**Work required:** How many lines of these entries hold the string "Villa"? Reply with the number alone.

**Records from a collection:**
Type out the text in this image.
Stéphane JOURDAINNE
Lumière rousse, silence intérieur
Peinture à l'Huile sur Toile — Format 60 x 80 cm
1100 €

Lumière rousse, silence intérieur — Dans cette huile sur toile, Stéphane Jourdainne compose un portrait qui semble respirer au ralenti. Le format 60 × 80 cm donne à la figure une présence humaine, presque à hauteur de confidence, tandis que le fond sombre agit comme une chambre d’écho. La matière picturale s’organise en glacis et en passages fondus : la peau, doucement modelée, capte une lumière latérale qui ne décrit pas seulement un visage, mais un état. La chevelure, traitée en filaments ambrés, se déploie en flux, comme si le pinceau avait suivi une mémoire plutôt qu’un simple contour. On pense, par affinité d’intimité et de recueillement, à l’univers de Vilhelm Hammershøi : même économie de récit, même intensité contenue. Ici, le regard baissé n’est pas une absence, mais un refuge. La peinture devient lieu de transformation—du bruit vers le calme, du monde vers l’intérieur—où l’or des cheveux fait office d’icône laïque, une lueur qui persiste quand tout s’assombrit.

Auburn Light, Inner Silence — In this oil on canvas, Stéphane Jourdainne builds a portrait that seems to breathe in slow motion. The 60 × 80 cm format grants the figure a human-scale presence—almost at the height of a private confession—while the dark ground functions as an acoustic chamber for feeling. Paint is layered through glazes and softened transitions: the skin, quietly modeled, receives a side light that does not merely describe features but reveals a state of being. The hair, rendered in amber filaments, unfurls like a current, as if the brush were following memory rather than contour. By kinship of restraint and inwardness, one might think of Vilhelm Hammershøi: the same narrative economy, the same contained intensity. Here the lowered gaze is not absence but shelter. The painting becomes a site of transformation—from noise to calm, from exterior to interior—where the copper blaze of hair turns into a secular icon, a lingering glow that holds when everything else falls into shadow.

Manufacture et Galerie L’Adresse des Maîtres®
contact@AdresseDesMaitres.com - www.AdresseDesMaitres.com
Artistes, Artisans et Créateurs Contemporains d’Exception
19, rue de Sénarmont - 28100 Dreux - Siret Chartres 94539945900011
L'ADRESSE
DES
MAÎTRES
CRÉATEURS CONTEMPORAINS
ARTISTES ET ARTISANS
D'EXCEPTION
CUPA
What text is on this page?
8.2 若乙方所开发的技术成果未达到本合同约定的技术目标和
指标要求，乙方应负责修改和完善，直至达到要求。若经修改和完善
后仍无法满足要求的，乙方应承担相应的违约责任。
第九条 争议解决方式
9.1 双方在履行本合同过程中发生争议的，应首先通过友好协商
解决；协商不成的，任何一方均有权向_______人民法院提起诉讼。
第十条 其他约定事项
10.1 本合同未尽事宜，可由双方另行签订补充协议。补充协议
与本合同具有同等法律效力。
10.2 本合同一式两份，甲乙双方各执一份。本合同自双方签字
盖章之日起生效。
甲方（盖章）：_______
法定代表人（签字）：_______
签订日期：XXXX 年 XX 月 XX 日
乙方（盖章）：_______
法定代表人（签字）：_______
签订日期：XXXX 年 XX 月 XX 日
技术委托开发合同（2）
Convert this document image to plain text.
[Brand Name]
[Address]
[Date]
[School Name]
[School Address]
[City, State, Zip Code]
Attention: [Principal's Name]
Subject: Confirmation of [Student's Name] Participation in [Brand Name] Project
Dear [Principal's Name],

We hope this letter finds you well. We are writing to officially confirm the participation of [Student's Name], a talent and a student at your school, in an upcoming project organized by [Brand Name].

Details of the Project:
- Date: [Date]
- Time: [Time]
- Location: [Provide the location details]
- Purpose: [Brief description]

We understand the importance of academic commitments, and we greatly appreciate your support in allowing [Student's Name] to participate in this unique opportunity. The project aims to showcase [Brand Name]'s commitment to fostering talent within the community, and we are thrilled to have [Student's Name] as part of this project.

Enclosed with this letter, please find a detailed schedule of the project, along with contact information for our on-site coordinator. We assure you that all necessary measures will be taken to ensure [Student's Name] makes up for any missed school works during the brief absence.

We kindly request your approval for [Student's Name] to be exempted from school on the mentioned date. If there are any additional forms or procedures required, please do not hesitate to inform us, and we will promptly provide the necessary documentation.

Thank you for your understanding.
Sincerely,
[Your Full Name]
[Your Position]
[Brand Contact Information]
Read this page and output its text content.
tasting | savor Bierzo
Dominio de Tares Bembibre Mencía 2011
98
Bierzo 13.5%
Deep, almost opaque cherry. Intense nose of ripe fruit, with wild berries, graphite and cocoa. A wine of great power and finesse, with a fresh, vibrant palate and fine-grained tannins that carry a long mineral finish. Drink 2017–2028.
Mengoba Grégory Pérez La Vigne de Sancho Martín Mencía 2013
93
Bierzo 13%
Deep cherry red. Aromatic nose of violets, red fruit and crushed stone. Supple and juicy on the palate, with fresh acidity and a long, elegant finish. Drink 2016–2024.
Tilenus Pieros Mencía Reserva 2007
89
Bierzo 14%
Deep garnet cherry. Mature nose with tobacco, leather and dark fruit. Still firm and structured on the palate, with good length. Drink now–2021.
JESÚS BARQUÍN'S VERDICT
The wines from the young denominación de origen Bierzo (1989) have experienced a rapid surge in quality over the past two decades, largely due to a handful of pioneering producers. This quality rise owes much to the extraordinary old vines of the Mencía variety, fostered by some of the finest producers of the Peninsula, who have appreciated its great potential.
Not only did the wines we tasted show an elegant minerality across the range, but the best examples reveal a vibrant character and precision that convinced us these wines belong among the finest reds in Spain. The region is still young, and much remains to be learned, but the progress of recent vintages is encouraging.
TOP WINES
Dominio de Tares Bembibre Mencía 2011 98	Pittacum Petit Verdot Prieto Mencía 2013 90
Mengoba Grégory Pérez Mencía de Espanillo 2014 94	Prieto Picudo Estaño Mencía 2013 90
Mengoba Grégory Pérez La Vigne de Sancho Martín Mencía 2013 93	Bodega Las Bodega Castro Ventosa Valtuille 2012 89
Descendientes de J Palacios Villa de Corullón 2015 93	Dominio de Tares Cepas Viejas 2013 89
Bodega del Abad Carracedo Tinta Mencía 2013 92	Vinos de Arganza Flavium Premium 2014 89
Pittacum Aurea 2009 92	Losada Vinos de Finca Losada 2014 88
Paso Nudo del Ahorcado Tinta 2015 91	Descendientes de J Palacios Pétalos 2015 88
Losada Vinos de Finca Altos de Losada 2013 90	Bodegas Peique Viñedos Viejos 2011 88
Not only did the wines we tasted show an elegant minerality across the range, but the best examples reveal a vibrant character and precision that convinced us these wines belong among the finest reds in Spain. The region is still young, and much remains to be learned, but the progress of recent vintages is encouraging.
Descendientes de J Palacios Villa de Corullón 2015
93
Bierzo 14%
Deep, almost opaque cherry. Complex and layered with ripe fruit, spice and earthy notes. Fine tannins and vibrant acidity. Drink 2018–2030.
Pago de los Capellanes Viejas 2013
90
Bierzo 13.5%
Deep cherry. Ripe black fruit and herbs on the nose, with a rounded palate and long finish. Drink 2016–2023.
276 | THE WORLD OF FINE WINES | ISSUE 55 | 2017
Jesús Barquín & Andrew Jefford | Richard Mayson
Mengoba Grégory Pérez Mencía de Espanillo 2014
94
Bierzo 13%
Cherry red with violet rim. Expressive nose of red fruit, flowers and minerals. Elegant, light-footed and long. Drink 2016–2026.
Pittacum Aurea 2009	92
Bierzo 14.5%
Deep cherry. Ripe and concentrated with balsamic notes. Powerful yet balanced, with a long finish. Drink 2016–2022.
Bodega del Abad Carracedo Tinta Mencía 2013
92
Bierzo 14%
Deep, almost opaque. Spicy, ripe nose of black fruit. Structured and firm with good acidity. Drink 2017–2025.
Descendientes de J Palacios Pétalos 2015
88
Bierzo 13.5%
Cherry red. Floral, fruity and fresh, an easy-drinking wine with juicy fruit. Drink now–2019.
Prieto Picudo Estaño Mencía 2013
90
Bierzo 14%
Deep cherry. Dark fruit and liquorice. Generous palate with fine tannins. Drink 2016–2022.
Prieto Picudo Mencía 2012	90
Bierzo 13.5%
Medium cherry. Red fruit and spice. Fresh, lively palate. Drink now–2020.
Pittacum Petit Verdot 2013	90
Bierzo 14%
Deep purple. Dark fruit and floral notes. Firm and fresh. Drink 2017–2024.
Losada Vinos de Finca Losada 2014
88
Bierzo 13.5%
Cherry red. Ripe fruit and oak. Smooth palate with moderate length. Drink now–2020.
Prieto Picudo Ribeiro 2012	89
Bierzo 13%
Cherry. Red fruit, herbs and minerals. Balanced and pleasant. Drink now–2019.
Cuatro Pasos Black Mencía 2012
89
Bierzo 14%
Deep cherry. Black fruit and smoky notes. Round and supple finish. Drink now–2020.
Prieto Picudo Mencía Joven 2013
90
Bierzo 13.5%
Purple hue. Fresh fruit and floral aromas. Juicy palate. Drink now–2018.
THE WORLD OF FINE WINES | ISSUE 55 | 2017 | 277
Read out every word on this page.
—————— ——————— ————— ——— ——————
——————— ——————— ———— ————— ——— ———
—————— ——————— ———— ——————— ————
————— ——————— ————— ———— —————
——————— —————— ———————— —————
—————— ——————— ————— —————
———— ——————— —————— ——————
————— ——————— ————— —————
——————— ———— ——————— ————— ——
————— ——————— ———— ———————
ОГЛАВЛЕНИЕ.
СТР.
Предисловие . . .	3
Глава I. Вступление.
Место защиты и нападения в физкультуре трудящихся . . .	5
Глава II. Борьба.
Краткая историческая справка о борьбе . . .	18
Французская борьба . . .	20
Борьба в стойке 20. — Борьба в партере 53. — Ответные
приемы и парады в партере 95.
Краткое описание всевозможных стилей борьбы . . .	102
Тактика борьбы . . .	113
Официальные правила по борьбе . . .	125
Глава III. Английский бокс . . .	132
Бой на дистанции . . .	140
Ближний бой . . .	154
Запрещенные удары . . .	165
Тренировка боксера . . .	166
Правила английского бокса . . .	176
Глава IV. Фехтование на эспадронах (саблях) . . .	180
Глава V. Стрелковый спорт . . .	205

**Solution to this problem:** 2